- [Task to complete]: Search the material below for the word "ENERGY" and copy every line in which it occurs.

- [Input for this task]:
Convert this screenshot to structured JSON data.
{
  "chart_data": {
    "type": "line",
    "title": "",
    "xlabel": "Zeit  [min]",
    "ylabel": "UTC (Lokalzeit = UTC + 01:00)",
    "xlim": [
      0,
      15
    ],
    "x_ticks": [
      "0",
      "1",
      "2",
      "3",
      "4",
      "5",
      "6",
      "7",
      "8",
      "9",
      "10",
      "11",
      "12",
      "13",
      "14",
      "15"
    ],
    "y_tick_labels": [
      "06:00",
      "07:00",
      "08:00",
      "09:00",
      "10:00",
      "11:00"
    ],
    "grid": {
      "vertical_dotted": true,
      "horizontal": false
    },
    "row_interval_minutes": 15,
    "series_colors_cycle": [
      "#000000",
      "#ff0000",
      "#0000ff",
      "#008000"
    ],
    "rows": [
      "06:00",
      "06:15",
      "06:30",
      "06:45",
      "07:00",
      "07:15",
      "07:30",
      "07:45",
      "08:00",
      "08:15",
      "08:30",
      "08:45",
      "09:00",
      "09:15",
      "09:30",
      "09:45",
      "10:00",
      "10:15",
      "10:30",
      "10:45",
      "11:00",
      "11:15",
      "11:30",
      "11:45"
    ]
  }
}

==

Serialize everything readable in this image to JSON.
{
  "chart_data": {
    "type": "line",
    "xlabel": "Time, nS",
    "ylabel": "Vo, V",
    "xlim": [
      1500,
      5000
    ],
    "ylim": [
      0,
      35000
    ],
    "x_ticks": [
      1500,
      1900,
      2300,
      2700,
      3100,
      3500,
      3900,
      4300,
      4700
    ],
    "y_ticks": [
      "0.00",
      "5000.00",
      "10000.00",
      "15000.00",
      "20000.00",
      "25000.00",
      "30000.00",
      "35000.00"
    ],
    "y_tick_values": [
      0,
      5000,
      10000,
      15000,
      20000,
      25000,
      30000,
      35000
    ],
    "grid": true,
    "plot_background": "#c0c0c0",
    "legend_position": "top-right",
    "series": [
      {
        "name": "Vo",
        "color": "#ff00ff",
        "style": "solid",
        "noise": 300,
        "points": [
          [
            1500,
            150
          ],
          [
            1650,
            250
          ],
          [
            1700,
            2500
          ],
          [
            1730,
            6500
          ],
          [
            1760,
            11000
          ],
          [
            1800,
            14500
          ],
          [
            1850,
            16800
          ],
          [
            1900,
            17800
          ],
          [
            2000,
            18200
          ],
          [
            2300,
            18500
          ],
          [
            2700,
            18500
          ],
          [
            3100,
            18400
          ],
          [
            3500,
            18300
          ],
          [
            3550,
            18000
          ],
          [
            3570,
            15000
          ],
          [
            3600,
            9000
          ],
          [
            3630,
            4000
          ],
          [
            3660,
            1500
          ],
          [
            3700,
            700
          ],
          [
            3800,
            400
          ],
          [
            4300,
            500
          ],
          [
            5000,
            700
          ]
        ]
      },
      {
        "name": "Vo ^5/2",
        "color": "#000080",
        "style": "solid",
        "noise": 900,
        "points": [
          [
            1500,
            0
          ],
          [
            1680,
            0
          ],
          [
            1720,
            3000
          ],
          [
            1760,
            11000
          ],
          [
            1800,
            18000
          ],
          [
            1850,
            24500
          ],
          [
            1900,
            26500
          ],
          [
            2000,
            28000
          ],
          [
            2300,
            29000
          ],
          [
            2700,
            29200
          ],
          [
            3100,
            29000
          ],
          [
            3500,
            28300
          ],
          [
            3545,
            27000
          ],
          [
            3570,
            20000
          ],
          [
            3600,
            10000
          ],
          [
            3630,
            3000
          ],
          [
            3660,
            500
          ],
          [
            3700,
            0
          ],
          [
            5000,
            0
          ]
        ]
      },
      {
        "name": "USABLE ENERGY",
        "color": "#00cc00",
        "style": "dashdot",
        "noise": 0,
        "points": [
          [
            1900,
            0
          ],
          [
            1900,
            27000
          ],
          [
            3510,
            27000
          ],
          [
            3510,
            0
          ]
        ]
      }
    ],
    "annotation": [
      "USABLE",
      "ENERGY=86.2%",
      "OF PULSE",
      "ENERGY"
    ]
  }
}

* * *

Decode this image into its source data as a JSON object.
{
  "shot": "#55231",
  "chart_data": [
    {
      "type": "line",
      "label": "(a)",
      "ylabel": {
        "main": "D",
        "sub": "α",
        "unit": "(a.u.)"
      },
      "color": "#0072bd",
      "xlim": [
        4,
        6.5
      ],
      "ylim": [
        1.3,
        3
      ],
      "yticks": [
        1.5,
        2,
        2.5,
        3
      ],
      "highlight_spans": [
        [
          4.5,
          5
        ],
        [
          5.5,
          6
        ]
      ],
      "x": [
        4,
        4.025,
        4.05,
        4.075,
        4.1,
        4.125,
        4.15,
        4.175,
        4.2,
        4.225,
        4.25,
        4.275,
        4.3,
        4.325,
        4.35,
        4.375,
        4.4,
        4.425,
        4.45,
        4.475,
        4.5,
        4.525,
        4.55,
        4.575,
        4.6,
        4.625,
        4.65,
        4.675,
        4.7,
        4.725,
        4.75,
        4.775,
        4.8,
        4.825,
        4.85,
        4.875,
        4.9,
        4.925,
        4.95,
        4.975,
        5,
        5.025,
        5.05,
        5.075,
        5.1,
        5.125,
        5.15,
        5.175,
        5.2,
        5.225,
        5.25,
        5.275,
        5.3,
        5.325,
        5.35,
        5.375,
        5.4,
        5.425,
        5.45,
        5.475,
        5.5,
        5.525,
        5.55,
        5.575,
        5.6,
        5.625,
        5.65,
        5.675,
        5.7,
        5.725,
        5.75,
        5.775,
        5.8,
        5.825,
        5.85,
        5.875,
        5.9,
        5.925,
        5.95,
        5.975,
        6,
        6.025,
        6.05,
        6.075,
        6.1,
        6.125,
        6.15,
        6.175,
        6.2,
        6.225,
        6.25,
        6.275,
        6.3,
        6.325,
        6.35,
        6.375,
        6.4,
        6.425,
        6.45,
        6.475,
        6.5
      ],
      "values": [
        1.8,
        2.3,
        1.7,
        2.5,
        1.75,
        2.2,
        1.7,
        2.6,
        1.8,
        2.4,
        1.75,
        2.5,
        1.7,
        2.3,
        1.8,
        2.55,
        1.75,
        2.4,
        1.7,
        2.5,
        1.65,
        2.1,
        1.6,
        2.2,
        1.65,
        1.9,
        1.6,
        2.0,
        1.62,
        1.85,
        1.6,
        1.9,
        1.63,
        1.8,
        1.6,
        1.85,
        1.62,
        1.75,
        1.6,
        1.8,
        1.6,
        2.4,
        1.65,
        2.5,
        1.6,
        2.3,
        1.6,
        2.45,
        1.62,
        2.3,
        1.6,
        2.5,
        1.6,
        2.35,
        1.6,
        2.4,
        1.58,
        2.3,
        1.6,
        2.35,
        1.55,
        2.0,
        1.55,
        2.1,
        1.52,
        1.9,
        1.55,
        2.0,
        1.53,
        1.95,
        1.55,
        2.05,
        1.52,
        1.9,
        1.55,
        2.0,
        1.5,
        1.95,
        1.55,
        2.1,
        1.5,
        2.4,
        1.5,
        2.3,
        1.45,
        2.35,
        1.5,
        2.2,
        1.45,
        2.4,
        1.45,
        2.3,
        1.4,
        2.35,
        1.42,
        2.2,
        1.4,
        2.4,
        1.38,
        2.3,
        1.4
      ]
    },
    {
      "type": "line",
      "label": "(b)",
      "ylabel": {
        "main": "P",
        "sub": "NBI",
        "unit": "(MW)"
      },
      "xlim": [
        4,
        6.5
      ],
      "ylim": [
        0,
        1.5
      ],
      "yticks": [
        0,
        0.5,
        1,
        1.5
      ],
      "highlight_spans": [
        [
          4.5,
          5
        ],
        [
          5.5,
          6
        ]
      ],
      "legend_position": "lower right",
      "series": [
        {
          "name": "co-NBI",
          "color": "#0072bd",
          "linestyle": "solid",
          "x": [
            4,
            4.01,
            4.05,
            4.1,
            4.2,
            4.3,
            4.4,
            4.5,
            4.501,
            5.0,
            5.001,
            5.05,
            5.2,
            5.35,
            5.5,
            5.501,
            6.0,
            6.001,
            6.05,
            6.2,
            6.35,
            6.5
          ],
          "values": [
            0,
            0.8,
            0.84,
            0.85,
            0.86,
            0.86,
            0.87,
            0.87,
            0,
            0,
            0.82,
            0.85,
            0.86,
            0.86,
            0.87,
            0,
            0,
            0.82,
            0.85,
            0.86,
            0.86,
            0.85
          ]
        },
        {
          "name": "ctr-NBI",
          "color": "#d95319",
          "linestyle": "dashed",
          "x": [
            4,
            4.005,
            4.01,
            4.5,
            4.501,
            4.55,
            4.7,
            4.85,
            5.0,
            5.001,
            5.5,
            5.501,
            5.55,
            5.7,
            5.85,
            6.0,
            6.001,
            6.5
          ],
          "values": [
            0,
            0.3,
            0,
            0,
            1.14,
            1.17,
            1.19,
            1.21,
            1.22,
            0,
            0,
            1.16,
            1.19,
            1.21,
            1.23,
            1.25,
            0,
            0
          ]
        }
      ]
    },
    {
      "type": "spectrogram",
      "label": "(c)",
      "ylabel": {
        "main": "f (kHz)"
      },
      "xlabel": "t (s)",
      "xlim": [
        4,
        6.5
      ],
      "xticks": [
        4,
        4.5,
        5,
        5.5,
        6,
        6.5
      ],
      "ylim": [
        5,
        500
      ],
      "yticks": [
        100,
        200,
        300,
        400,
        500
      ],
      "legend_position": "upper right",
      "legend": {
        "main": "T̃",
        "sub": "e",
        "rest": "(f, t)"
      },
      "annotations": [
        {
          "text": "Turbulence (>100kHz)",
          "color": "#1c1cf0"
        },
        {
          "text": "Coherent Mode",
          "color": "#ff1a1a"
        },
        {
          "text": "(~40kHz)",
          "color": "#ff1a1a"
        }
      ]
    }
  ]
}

- [Task response]:
        "name": "USABLE ENERGY",
      "ENERGY=86.2%",
      "ENERGY"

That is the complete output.